§ Work required
Make an exact copy of the lines below.

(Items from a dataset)
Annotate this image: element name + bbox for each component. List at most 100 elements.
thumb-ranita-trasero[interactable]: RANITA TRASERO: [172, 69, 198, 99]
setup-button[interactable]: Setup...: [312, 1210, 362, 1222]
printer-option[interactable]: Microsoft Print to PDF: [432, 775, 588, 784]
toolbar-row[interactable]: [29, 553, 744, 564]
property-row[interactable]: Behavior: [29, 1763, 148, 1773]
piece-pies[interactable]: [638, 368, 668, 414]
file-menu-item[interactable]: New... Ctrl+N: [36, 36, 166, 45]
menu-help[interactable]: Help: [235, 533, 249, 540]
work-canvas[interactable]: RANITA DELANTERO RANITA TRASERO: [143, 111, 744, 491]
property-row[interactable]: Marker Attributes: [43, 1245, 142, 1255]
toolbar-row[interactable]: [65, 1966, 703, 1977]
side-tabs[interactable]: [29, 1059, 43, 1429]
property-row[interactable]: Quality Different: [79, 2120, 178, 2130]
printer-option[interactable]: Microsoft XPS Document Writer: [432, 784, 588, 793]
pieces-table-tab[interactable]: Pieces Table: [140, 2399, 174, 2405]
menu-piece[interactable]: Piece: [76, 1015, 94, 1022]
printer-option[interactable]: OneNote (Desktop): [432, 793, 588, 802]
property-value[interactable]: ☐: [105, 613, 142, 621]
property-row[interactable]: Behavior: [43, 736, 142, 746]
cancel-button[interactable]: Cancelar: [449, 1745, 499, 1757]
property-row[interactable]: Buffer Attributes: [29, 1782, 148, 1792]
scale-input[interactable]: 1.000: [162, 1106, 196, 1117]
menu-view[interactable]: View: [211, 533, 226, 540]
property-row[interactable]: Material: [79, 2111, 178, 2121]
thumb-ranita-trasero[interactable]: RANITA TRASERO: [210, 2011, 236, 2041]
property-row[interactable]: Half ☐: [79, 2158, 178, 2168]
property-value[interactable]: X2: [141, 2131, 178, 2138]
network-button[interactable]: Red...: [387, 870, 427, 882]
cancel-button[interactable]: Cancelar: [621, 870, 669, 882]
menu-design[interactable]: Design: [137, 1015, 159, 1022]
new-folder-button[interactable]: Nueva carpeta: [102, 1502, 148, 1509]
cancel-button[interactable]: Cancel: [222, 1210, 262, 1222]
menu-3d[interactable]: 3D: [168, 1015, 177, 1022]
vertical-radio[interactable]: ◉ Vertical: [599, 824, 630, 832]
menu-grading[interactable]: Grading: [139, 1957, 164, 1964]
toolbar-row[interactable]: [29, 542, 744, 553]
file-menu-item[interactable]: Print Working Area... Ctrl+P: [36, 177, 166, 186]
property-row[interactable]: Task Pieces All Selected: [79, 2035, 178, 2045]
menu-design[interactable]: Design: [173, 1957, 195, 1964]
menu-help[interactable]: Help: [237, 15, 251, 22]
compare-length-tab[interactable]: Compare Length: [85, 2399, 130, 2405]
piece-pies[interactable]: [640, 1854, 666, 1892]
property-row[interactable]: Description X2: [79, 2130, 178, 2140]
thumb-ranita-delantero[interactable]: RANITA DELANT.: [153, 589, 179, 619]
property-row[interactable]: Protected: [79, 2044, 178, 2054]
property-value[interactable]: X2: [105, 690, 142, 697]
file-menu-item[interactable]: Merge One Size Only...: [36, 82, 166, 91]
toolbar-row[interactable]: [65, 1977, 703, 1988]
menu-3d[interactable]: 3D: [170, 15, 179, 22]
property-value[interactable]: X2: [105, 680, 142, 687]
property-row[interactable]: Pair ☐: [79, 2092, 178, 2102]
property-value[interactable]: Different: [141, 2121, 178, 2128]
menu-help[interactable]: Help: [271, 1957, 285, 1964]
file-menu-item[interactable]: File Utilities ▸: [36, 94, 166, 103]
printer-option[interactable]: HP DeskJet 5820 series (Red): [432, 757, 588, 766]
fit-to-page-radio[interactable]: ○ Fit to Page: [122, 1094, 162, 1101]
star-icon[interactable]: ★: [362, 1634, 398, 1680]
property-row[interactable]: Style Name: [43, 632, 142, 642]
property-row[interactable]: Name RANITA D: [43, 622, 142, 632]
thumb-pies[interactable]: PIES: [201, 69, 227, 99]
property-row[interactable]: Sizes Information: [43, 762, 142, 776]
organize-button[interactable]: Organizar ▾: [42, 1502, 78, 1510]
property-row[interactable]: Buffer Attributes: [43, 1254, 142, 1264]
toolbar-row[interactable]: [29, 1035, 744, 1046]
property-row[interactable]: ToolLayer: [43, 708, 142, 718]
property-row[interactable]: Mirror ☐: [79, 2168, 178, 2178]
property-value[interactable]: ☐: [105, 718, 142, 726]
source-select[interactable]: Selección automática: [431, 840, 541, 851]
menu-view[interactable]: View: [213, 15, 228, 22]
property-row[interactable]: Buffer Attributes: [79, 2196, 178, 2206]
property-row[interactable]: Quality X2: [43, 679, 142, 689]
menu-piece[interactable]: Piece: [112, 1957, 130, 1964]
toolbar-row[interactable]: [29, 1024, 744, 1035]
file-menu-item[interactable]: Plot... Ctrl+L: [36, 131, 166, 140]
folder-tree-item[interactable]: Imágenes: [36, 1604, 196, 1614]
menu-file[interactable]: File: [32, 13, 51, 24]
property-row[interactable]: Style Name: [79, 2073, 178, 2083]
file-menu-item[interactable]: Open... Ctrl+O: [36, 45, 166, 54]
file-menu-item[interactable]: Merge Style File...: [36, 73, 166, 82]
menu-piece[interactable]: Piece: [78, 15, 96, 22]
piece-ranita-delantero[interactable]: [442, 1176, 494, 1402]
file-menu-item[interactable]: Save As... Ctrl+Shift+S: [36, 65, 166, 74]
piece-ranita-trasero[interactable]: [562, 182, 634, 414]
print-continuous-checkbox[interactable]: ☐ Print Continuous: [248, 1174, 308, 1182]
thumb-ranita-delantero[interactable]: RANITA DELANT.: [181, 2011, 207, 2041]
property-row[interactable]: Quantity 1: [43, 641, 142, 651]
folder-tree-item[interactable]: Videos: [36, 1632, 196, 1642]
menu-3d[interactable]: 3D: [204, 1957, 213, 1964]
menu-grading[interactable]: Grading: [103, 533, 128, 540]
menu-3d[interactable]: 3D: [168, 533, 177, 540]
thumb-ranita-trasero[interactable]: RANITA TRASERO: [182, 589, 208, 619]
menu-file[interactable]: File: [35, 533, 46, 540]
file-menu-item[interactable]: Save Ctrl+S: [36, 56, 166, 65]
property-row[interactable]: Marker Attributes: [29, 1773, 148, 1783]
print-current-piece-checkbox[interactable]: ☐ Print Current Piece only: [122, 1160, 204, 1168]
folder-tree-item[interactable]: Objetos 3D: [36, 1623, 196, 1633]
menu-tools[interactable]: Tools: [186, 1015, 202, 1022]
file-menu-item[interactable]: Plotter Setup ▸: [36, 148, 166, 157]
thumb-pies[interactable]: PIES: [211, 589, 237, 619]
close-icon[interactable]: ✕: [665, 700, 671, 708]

§ Worked solution
Annotate this image: element name + bbox for each component. List at most 100 elements.
thumb-ranita-trasero[interactable]: RANITA TRASERO: [172, 69, 198, 99]
setup-button[interactable]: Setup...: [312, 1210, 362, 1222]
printer-option[interactable]: Microsoft Print to PDF: [432, 775, 588, 784]
toolbar-row[interactable]: [29, 553, 744, 564]
property-row[interactable]: Behavior: [29, 1763, 148, 1773]
piece-pies[interactable]: [638, 368, 668, 414]
file-menu-item[interactable]: New... Ctrl+N: [36, 36, 166, 45]
menu-help[interactable]: Help: [235, 533, 249, 540]
work-canvas[interactable]: RANITA DELANTERO RANITA TRASERO: [143, 111, 744, 491]
property-row[interactable]: Marker Attributes: [43, 1245, 142, 1255]
toolbar-row[interactable]: [65, 1966, 703, 1977]
side-tabs[interactable]: [29, 1059, 43, 1429]
property-row[interactable]: Quality Different: [79, 2120, 178, 2130]
printer-option[interactable]: Microsoft XPS Document Writer: [432, 784, 588, 793]
pieces-table-tab[interactable]: Pieces Table: [140, 2399, 174, 2405]
menu-piece[interactable]: Piece: [76, 1015, 94, 1022]
printer-option[interactable]: OneNote (Desktop): [432, 793, 588, 802]
property-value[interactable]: ☐: [105, 613, 142, 621]
property-row[interactable]: Behavior: [43, 736, 142, 746]
cancel-button[interactable]: Cancelar: [449, 1745, 499, 1757]
property-row[interactable]: Buffer Attributes: [29, 1782, 148, 1792]
scale-input[interactable]: 1.000: [162, 1106, 196, 1117]
menu-view[interactable]: View: [211, 533, 226, 540]
property-row[interactable]: Material: [79, 2111, 178, 2121]
thumb-ranita-trasero[interactable]: RANITA TRASERO: [210, 2011, 236, 2041]
property-row[interactable]: Half ☐: [79, 2158, 178, 2168]
property-value[interactable]: X2: [141, 2131, 178, 2138]
network-button[interactable]: Red...: [387, 870, 427, 882]
cancel-button[interactable]: Cancelar: [621, 870, 669, 882]
menu-design[interactable]: Design: [137, 1015, 159, 1022]
new-folder-button[interactable]: Nueva carpeta: [102, 1502, 148, 1509]
cancel-button[interactable]: Cancel: [222, 1210, 262, 1222]
menu-3d[interactable]: 3D: [168, 1015, 177, 1022]
vertical-radio[interactable]: ◉ Vertical: [599, 824, 630, 832]
menu-grading[interactable]: Grading: [139, 1957, 164, 1964]
toolbar-row[interactable]: [29, 542, 744, 553]
file-menu-item[interactable]: Print Working Area... Ctrl+P: [36, 177, 166, 186]
property-row[interactable]: Task Pieces All Selected: [79, 2035, 178, 2045]
menu-design[interactable]: Design: [173, 1957, 195, 1964]
menu-help[interactable]: Help: [237, 15, 251, 22]
compare-length-tab[interactable]: Compare Length: [85, 2399, 130, 2405]
piece-pies[interactable]: [640, 1854, 666, 1892]
property-row[interactable]: Description X2: [79, 2130, 178, 2140]
thumb-ranita-delantero[interactable]: RANITA DELANT.: [153, 589, 179, 619]
property-row[interactable]: Protected: [79, 2044, 178, 2054]
property-value[interactable]: X2: [105, 690, 142, 697]
file-menu-item[interactable]: Merge One Size Only...: [36, 82, 166, 91]
toolbar-row[interactable]: [65, 1977, 703, 1988]
menu-3d[interactable]: 3D: [170, 15, 179, 22]
property-value[interactable]: X2: [105, 680, 142, 687]
property-row[interactable]: Pair ☐: [79, 2092, 178, 2102]
property-value[interactable]: Different: [141, 2121, 178, 2128]
menu-help[interactable]: Help: [271, 1957, 285, 1964]
file-menu-item[interactable]: File Utilities ▸: [36, 94, 166, 103]
printer-option[interactable]: HP DeskJet 5820 series (Red): [432, 757, 588, 766]
fit-to-page-radio[interactable]: ○ Fit to Page: [122, 1094, 162, 1101]
star-icon[interactable]: ★: [362, 1634, 398, 1680]
property-row[interactable]: Style Name: [43, 632, 142, 642]
property-row[interactable]: Name RANITA D: [43, 622, 142, 632]
thumb-pies[interactable]: PIES: [201, 69, 227, 99]
property-row[interactable]: Sizes Information: [43, 762, 142, 776]
organize-button[interactable]: Organizar ▾: [42, 1502, 78, 1510]
property-row[interactable]: Buffer Attributes: [43, 1254, 142, 1264]
toolbar-row[interactable]: [29, 1035, 744, 1046]
property-row[interactable]: ToolLayer: [43, 708, 142, 718]
property-row[interactable]: Mirror ☐: [79, 2168, 178, 2178]
property-value[interactable]: ☐: [105, 718, 142, 726]
source-select[interactable]: Selección automática: [431, 840, 541, 851]
menu-view[interactable]: View: [213, 15, 228, 22]
property-row[interactable]: Buffer Attributes: [79, 2196, 178, 2206]
property-row[interactable]: Quality X2: [43, 679, 142, 689]
menu-piece[interactable]: Piece: [112, 1957, 130, 1964]
toolbar-row[interactable]: [29, 1024, 744, 1035]
file-menu-item[interactable]: Plot... Ctrl+L: [36, 131, 166, 140]
folder-tree-item[interactable]: Imágenes: [36, 1604, 196, 1614]
menu-file[interactable]: File: [32, 13, 51, 24]
property-row[interactable]: Style Name: [79, 2073, 178, 2083]
file-menu-item[interactable]: Open... Ctrl+O: [36, 45, 166, 54]
file-menu-item[interactable]: Merge Style File...: [36, 73, 166, 82]
menu-piece[interactable]: Piece: [78, 15, 96, 22]
piece-ranita-delantero[interactable]: [442, 1176, 494, 1402]
file-menu-item[interactable]: Save As... Ctrl+Shift+S: [36, 65, 166, 74]
piece-ranita-trasero[interactable]: [562, 182, 634, 414]
print-continuous-checkbox[interactable]: ☐ Print Continuous: [248, 1174, 308, 1182]
thumb-ranita-delantero[interactable]: RANITA DELANT.: [181, 2011, 207, 2041]
property-row[interactable]: Quantity 1: [43, 641, 142, 651]
folder-tree-item[interactable]: Videos: [36, 1632, 196, 1642]
menu-3d[interactable]: 3D: [204, 1957, 213, 1964]
menu-grading[interactable]: Grading: [103, 533, 128, 540]
menu-3d[interactable]: 3D: [168, 533, 177, 540]
thumb-ranita-trasero[interactable]: RANITA TRASERO: [182, 589, 208, 619]
menu-file[interactable]: File: [35, 533, 46, 540]
file-menu-item[interactable]: Save Ctrl+S: [36, 56, 166, 65]
property-row[interactable]: Marker Attributes: [29, 1773, 148, 1783]
print-current-piece-checkbox[interactable]: ☐ Print Current Piece only: [122, 1160, 204, 1168]
folder-tree-item[interactable]: Objetos 3D: [36, 1623, 196, 1633]
menu-tools[interactable]: Tools: [186, 1015, 202, 1022]
file-menu-item[interactable]: Plotter Setup ▸: [36, 148, 166, 157]
thumb-pies[interactable]: PIES: [211, 589, 237, 619]
close-icon[interactable]: ✕: [665, 700, 671, 708]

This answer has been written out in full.